_WHAT THE EXERCISE ASKS:_ Read the listing below and copy out every line that holds "displacement".

_DATASET RECORDS:_
** Begin **

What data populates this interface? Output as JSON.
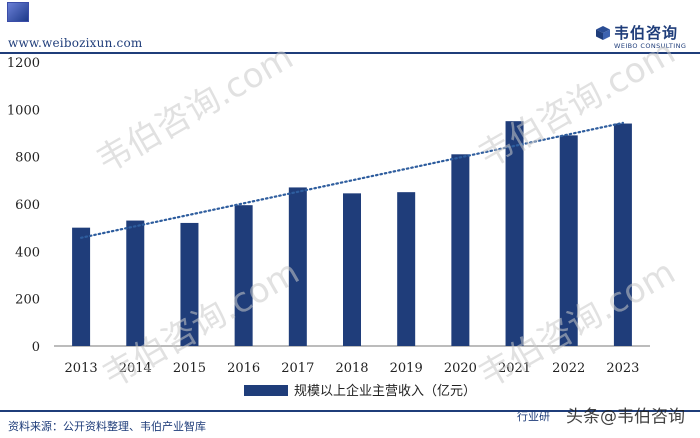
{
  "header": {
    "site_url": "www.weibozixun.com",
    "brand_name": "韦伯咨询",
    "brand_sub": "WEIBO CONSULTING"
  },
  "footer": {
    "source": "资料来源：公开资料整理、韦伯产业智库",
    "left_mark": "行业研",
    "watermark": "头条@韦伯咨询"
  },
  "watermarks": [
    "韦伯咨询.com",
    "韦伯咨询.com",
    "韦伯咨询.com",
    "韦伯咨询.com"
  ],
  "colors": {
    "bar": "#1f3d7a",
    "trend": "#2e5d9e",
    "accent": "#1f3d7a"
  },
  "chart_data": {
    "type": "bar",
    "categories": [
      "2013",
      "2014",
      "2015",
      "2016",
      "2017",
      "2018",
      "2019",
      "2020",
      "2021",
      "2022",
      "2023"
    ],
    "series": [
      {
        "name": "规模以上企业主营收入（亿元）",
        "values": [
          500,
          530,
          520,
          595,
          670,
          645,
          650,
          810,
          950,
          890,
          940
        ]
      }
    ],
    "trendline": {
      "type": "linear",
      "style": "dotted"
    },
    "ylim": [
      0,
      1200
    ],
    "yticks": [
      0,
      200,
      400,
      600,
      800,
      1000,
      1200
    ],
    "legend": "bottom",
    "grid": false
  }
}
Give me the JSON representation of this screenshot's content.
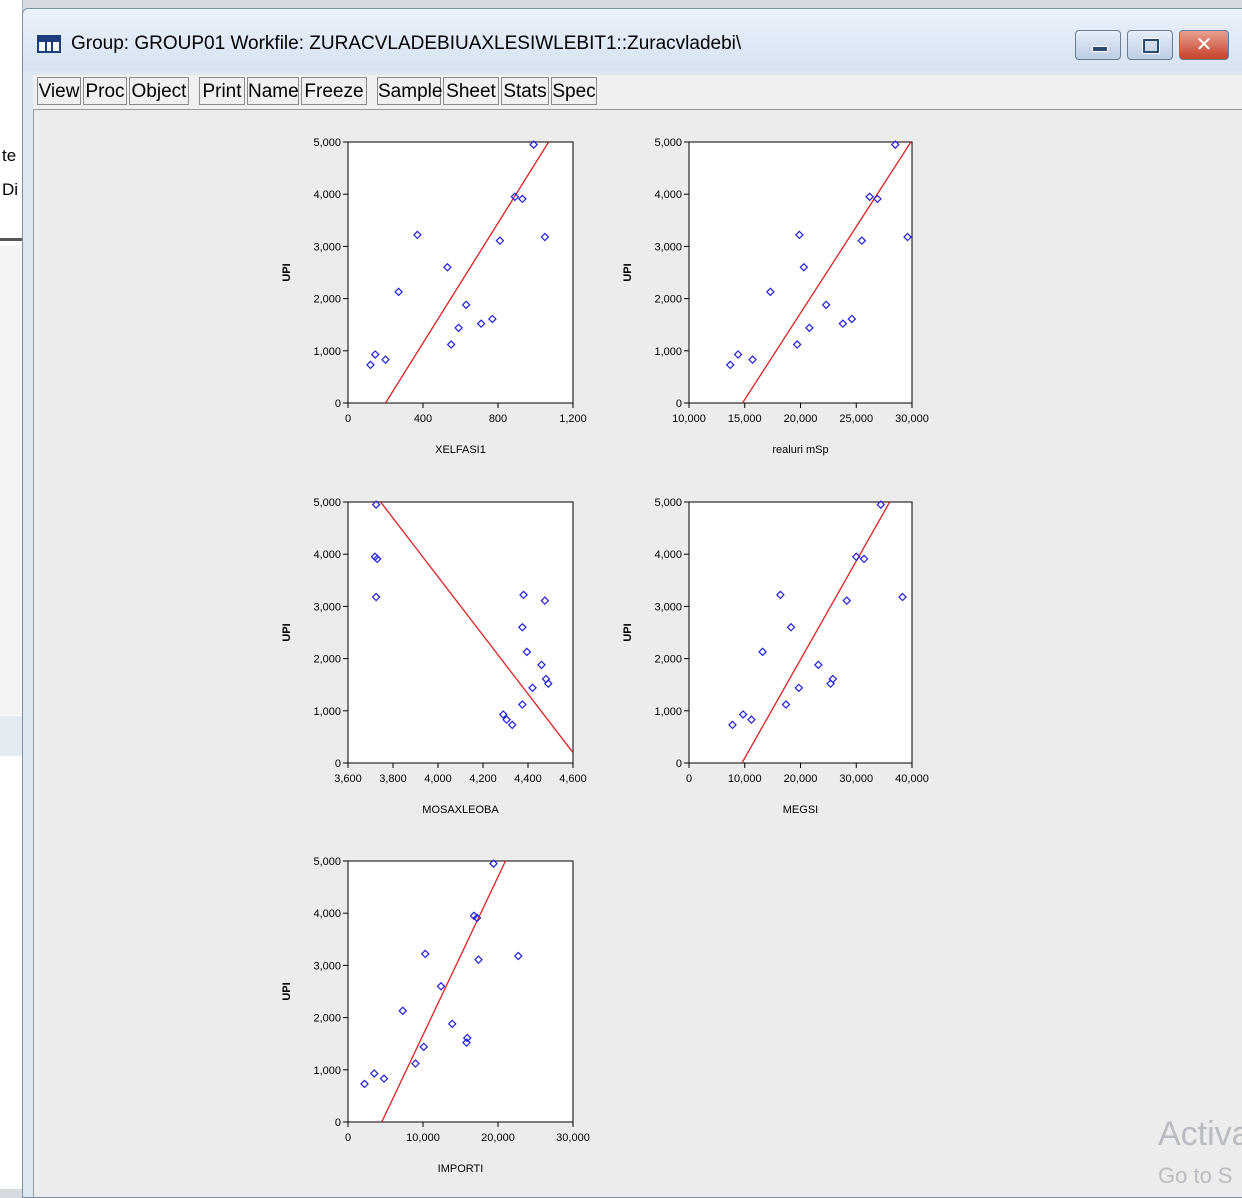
{
  "background_fragments": [
    "te",
    "Di"
  ],
  "window": {
    "title": "Group: GROUP01   Workfile: ZURACVLADEBIUAXLESIWLEBIT1::Zuracvladebi\\",
    "close_glyph": "✕"
  },
  "toolbar": {
    "buttons": [
      "View",
      "Proc",
      "Object",
      "Print",
      "Name",
      "Freeze",
      "Sample",
      "Sheet",
      "Stats",
      "Spec"
    ]
  },
  "watermark": {
    "line1": "Activa",
    "line2": "Go to S"
  },
  "colors": {
    "points": "#2020e0",
    "fit_line": "#e02020",
    "frame": "#000000"
  },
  "chart_data": [
    {
      "type": "scatter",
      "xlabel": "XELFASI1",
      "ylabel": "UPI",
      "xlim": [
        0,
        1200
      ],
      "ylim": [
        0,
        5000
      ],
      "xticks": [
        0,
        400,
        800,
        1200
      ],
      "xtick_labels": [
        "0",
        "400",
        "800",
        "1,200"
      ],
      "yticks": [
        0,
        1000,
        2000,
        3000,
        4000,
        5000
      ],
      "ytick_labels": [
        "0",
        "1,000",
        "2,000",
        "3,000",
        "4,000",
        "5,000"
      ],
      "points": [
        [
          120,
          730
        ],
        [
          145,
          930
        ],
        [
          200,
          830
        ],
        [
          270,
          2130
        ],
        [
          370,
          3220
        ],
        [
          530,
          2600
        ],
        [
          550,
          1120
        ],
        [
          590,
          1440
        ],
        [
          630,
          1880
        ],
        [
          710,
          1520
        ],
        [
          770,
          1610
        ],
        [
          810,
          3110
        ],
        [
          890,
          3950
        ],
        [
          930,
          3910
        ],
        [
          990,
          4950
        ],
        [
          1050,
          3180
        ]
      ],
      "fit_line": [
        [
          200,
          0
        ],
        [
          1070,
          5000
        ]
      ]
    },
    {
      "type": "scatter",
      "xlabel": "realuri mSp",
      "ylabel": "UPI",
      "xlim": [
        10000,
        30000
      ],
      "ylim": [
        0,
        5000
      ],
      "xticks": [
        10000,
        15000,
        20000,
        25000,
        30000
      ],
      "xtick_labels": [
        "10,000",
        "15,000",
        "20,000",
        "25,000",
        "30,000"
      ],
      "yticks": [
        0,
        1000,
        2000,
        3000,
        4000,
        5000
      ],
      "ytick_labels": [
        "0",
        "1,000",
        "2,000",
        "3,000",
        "4,000",
        "5,000"
      ],
      "points": [
        [
          13700,
          730
        ],
        [
          14400,
          930
        ],
        [
          15700,
          830
        ],
        [
          17300,
          2130
        ],
        [
          19700,
          1120
        ],
        [
          19900,
          3220
        ],
        [
          20300,
          2600
        ],
        [
          20800,
          1440
        ],
        [
          22300,
          1880
        ],
        [
          23800,
          1520
        ],
        [
          24600,
          1610
        ],
        [
          25500,
          3110
        ],
        [
          26200,
          3950
        ],
        [
          26900,
          3910
        ],
        [
          28500,
          4950
        ],
        [
          29600,
          3180
        ]
      ],
      "fit_line": [
        [
          14800,
          0
        ],
        [
          29900,
          5000
        ]
      ]
    },
    {
      "type": "scatter",
      "xlabel": "MOSAXLEOBA",
      "ylabel": "UPI",
      "xlim": [
        3600,
        4600
      ],
      "ylim": [
        0,
        5000
      ],
      "xticks": [
        3600,
        3800,
        4000,
        4200,
        4400,
        4600
      ],
      "xtick_labels": [
        "3,600",
        "3,800",
        "4,000",
        "4,200",
        "4,400",
        "4,600"
      ],
      "yticks": [
        0,
        1000,
        2000,
        3000,
        4000,
        5000
      ],
      "ytick_labels": [
        "0",
        "1,000",
        "2,000",
        "3,000",
        "4,000",
        "5,000"
      ],
      "points": [
        [
          3725,
          4950
        ],
        [
          3720,
          3950
        ],
        [
          3730,
          3910
        ],
        [
          3725,
          3180
        ],
        [
          4290,
          930
        ],
        [
          4305,
          830
        ],
        [
          4330,
          730
        ],
        [
          4375,
          1120
        ],
        [
          4380,
          3220
        ],
        [
          4375,
          2600
        ],
        [
          4395,
          2130
        ],
        [
          4420,
          1440
        ],
        [
          4460,
          1880
        ],
        [
          4475,
          3110
        ],
        [
          4480,
          1610
        ],
        [
          4490,
          1520
        ]
      ],
      "fit_line": [
        [
          3745,
          5000
        ],
        [
          4600,
          200
        ]
      ]
    },
    {
      "type": "scatter",
      "xlabel": "MEGSI",
      "ylabel": "UPI",
      "xlim": [
        0,
        40000
      ],
      "ylim": [
        0,
        5000
      ],
      "xticks": [
        0,
        10000,
        20000,
        30000,
        40000
      ],
      "xtick_labels": [
        "0",
        "10,000",
        "20,000",
        "30,000",
        "40,000"
      ],
      "yticks": [
        0,
        1000,
        2000,
        3000,
        4000,
        5000
      ],
      "ytick_labels": [
        "0",
        "1,000",
        "2,000",
        "3,000",
        "4,000",
        "5,000"
      ],
      "points": [
        [
          7800,
          730
        ],
        [
          9700,
          930
        ],
        [
          11200,
          830
        ],
        [
          13200,
          2130
        ],
        [
          16400,
          3220
        ],
        [
          17400,
          1120
        ],
        [
          18300,
          2600
        ],
        [
          19700,
          1440
        ],
        [
          23200,
          1880
        ],
        [
          25400,
          1520
        ],
        [
          25800,
          1610
        ],
        [
          28300,
          3110
        ],
        [
          30000,
          3950
        ],
        [
          31400,
          3910
        ],
        [
          34400,
          4950
        ],
        [
          38300,
          3180
        ]
      ],
      "fit_line": [
        [
          9500,
          0
        ],
        [
          36000,
          5000
        ]
      ]
    },
    {
      "type": "scatter",
      "xlabel": "IMPORTI",
      "ylabel": "UPI",
      "xlim": [
        0,
        30000
      ],
      "ylim": [
        0,
        5000
      ],
      "xticks": [
        0,
        10000,
        20000,
        30000
      ],
      "xtick_labels": [
        "0",
        "10,000",
        "20,000",
        "30,000"
      ],
      "yticks": [
        0,
        1000,
        2000,
        3000,
        4000,
        5000
      ],
      "ytick_labels": [
        "0",
        "1,000",
        "2,000",
        "3,000",
        "4,000",
        "5,000"
      ],
      "points": [
        [
          2200,
          730
        ],
        [
          3500,
          930
        ],
        [
          4800,
          830
        ],
        [
          7300,
          2130
        ],
        [
          9000,
          1120
        ],
        [
          10100,
          1440
        ],
        [
          10300,
          3220
        ],
        [
          12400,
          2600
        ],
        [
          13900,
          1880
        ],
        [
          15800,
          1520
        ],
        [
          15900,
          1610
        ],
        [
          16800,
          3950
        ],
        [
          17200,
          3910
        ],
        [
          17400,
          3110
        ],
        [
          19400,
          4950
        ],
        [
          22700,
          3180
        ]
      ],
      "fit_line": [
        [
          4500,
          0
        ],
        [
          21000,
          5000
        ]
      ]
    }
  ]
}
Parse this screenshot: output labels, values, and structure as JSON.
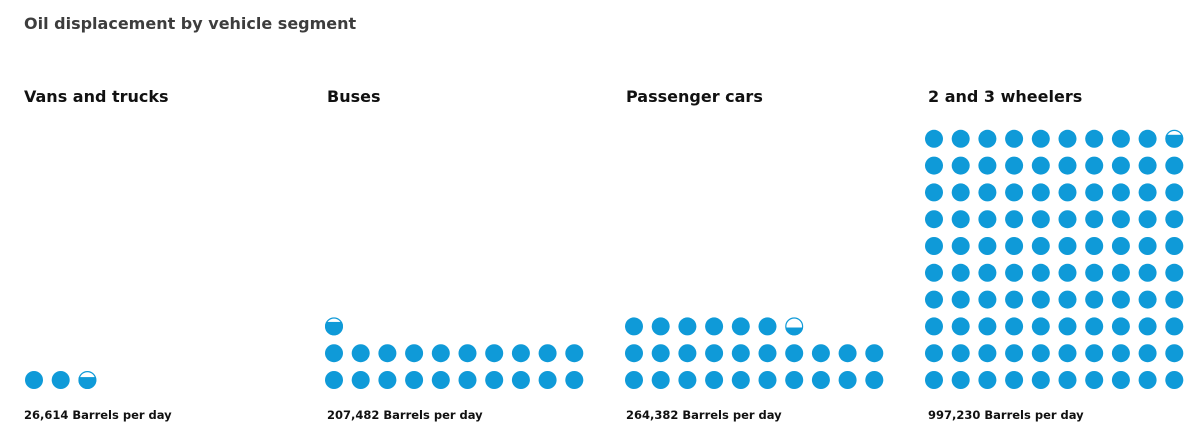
{
  "title": "Oil displacement by vehicle segment",
  "chart_data": {
    "type": "pictogram",
    "title": "Oil displacement by vehicle segment",
    "unit": "Barrels per day",
    "dot_value": 10000,
    "color": "#0f9ad8",
    "segments": [
      {
        "name": "Vans and trucks",
        "value": 26614,
        "label": "26,614 Barrels per day"
      },
      {
        "name": "Buses",
        "value": 207482,
        "label": "207,482 Barrels per day"
      },
      {
        "name": "Passenger cars",
        "value": 264382,
        "label": "264,382 Barrels per day"
      },
      {
        "name": "2 and 3 wheelers",
        "value": 997230,
        "label": "997,230 Barrels per day"
      }
    ]
  }
}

** End **

_SOLUTION TO THIS PROBLEM:_
  "title": "Oil displacement by vehicle segment",
    "title": "Oil displacement by vehicle segment",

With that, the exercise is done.